A norma penal incriminadora tem a sua razão de ser na proteção de um bem jurídico, excluindo de seu âmbito de proibição as condutas que não afetam o bem juridicamente tutelado.
Cabe destacar o princípio da PROPORCIONALIDADE, onde a droga, diga-se de passagem, de pequeno valor, portanto, a consequência natural da aplicação do critério da insignificância (como critério de interpretação restritiva dos tipos penais – assim sustentava Welzel - ou mesmo como causa de exclusão da tipicidade material – STF, HC 84.412, rel. Min. Celso de Mello), consiste na exclusão da responsabilidade penal dos fatos ofensivos de pouca importância ou de ínfima lesividade.
São fatos materialmente atípicos (afasta-se a tipicidade material, pouco importando se trata da insignificância da conduta ou do resultado).

[DADOS ARMAZENADOS]:

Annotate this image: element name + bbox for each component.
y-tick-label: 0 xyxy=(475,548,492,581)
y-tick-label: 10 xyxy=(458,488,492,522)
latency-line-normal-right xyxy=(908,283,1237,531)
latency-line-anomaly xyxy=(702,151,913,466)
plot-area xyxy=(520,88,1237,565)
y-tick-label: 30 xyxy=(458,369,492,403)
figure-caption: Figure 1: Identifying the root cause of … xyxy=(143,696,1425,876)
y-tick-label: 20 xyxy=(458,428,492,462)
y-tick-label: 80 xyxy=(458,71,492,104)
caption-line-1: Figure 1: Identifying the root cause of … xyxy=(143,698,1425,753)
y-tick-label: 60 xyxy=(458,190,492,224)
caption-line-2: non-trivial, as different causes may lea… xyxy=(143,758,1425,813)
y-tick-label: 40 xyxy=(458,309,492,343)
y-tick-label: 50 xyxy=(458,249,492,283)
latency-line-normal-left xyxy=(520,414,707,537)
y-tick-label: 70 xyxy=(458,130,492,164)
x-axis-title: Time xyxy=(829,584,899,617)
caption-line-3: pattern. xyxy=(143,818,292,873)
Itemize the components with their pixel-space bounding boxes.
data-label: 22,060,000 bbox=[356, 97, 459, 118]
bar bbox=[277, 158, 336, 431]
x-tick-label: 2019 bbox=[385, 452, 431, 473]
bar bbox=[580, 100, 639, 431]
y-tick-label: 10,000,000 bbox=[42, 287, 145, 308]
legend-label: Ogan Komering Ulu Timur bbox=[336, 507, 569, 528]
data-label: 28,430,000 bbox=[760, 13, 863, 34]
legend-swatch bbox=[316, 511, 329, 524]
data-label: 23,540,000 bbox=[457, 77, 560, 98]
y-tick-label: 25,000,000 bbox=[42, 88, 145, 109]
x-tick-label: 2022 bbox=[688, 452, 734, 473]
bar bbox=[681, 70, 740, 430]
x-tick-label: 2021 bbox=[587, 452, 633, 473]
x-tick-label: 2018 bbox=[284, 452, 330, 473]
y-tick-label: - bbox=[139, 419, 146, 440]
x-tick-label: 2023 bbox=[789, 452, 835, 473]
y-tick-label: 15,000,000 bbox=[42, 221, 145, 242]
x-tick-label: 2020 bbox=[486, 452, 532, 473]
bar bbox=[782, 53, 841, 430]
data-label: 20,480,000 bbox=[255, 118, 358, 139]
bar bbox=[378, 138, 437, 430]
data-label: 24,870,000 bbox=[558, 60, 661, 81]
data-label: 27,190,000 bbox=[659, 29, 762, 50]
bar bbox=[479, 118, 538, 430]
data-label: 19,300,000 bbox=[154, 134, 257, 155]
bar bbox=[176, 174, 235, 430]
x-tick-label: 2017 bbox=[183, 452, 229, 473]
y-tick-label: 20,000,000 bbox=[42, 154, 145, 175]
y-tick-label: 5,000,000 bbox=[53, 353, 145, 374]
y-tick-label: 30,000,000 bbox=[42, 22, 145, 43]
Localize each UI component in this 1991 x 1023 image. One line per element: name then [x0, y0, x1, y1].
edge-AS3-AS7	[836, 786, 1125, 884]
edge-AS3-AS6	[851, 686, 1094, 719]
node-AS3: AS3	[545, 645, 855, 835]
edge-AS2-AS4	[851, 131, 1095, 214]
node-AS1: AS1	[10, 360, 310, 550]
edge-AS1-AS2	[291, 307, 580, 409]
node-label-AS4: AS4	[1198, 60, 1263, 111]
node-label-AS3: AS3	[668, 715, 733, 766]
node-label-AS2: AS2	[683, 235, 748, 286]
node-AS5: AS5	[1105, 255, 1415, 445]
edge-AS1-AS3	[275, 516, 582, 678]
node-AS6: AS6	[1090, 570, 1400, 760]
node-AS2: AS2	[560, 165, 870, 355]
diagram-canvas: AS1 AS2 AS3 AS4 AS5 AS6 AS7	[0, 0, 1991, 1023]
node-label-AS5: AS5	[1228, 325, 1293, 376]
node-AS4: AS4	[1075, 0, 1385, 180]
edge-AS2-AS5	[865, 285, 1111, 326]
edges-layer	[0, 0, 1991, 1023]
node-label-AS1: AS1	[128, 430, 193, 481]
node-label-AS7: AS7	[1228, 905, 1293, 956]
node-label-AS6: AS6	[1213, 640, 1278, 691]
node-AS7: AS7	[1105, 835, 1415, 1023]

[TAREFA]: Reescreva a parte do trecho sobre o princípio da insignificância que começa nas palavras "A norma penal" e termina em "bem juridicamente tutelado.", pondo "lei penal incriminadora" no lugar de "norma penal incriminadora".

[EXERCÍCIO RESOLVIDO]:
A lei penal incriminadora tem a sua razão de ser na proteção de um bem jurídico, excluindo de seu âmbito de proibição as condutas que não afetam o bem juridicamente tutelado.